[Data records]
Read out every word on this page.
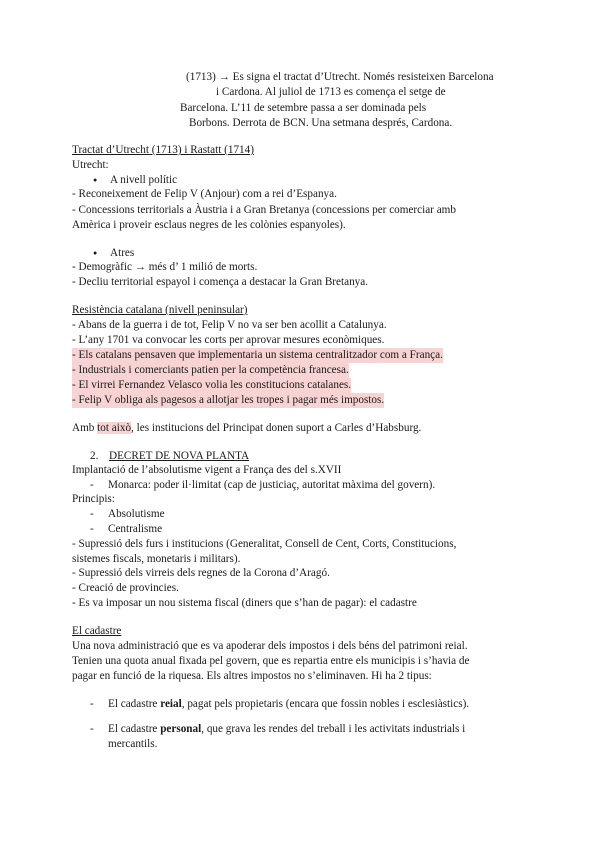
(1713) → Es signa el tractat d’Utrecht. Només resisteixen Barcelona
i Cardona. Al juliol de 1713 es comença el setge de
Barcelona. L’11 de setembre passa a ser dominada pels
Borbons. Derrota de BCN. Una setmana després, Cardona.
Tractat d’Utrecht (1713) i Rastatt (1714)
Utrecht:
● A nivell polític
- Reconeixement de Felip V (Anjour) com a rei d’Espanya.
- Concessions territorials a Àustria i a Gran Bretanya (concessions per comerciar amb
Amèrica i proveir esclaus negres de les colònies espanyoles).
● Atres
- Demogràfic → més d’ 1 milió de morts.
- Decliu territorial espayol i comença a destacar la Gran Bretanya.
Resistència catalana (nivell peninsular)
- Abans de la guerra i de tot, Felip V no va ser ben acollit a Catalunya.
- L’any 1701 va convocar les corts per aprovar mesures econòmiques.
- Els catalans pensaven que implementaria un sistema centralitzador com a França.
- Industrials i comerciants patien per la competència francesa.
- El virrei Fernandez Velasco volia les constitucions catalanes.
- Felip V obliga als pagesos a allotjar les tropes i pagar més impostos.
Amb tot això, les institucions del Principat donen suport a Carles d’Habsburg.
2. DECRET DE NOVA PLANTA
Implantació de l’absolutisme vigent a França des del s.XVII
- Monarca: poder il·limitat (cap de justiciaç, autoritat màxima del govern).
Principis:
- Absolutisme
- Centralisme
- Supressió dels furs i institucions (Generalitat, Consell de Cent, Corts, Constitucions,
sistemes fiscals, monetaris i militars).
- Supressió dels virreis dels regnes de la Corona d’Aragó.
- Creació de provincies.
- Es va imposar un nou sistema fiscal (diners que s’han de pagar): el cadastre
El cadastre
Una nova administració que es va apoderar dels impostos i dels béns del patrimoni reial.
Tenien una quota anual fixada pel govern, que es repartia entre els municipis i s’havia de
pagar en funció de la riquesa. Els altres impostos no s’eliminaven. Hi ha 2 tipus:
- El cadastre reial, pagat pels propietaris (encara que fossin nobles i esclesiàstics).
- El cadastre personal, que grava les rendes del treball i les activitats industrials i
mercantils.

* * *

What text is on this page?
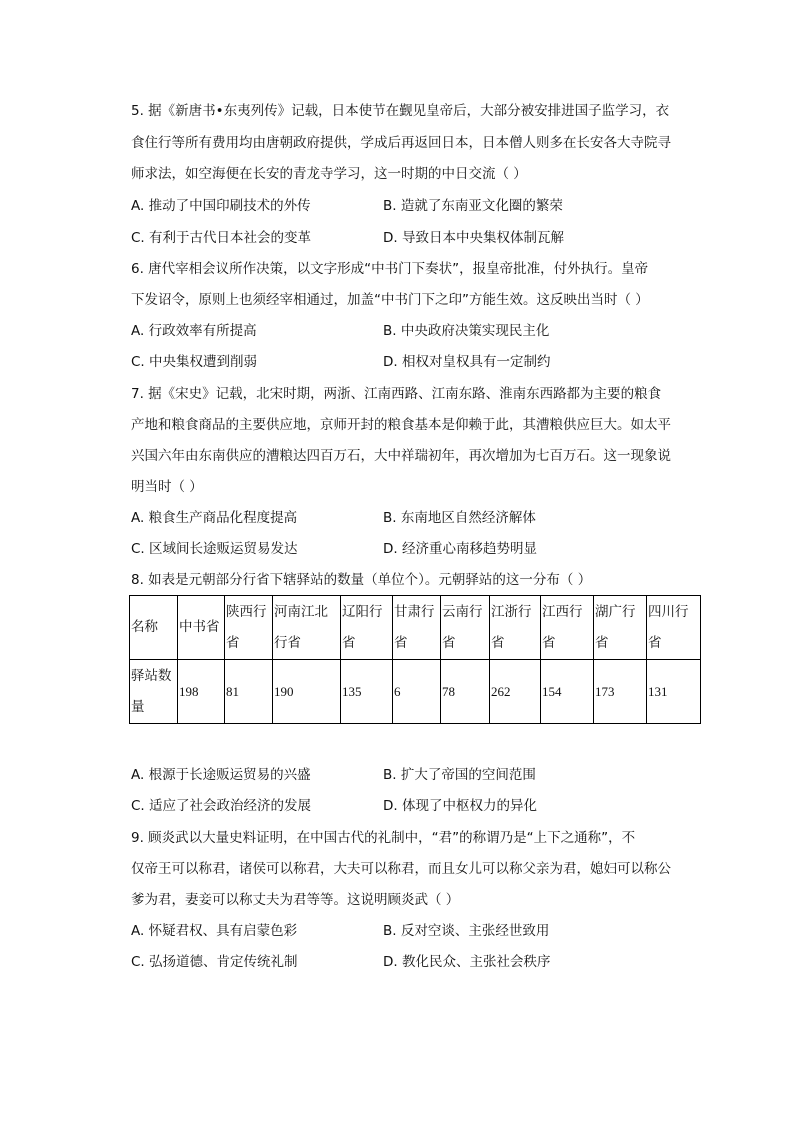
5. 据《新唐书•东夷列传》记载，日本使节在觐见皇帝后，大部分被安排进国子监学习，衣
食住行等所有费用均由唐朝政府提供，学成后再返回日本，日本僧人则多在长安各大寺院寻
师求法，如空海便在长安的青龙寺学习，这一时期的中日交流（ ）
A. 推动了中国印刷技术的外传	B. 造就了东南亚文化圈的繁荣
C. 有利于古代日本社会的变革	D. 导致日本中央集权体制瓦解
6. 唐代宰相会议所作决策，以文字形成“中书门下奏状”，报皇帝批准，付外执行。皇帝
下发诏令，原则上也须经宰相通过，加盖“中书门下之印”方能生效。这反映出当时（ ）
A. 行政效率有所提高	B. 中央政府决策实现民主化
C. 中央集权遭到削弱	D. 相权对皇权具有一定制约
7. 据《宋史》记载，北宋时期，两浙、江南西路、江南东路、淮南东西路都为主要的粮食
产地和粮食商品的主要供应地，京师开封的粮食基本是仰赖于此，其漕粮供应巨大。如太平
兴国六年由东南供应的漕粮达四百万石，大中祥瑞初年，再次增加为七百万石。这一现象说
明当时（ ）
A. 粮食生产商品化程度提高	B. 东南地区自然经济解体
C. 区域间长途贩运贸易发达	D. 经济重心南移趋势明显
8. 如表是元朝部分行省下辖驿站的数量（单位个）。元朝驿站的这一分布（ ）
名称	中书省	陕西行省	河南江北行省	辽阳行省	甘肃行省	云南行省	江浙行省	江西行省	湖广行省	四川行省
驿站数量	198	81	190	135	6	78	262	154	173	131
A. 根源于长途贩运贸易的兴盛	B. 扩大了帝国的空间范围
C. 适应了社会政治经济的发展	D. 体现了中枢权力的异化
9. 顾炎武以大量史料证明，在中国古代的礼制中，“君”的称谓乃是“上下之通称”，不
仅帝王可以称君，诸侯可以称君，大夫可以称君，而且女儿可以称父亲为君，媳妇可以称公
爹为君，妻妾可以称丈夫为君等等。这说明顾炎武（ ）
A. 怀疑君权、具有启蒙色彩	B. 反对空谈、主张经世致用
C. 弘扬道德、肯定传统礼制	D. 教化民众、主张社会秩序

• [TASK DESCRIPTION]: Filter the data, keeping only the lines that contain "Bretanya".

• [TASK RESPONSE]:
- Concessions territorials a Àustria i a Gran Bretanya (concessions per comerciar amb
- Decliu territorial espayol i comença a destacar la Gran Bretanya.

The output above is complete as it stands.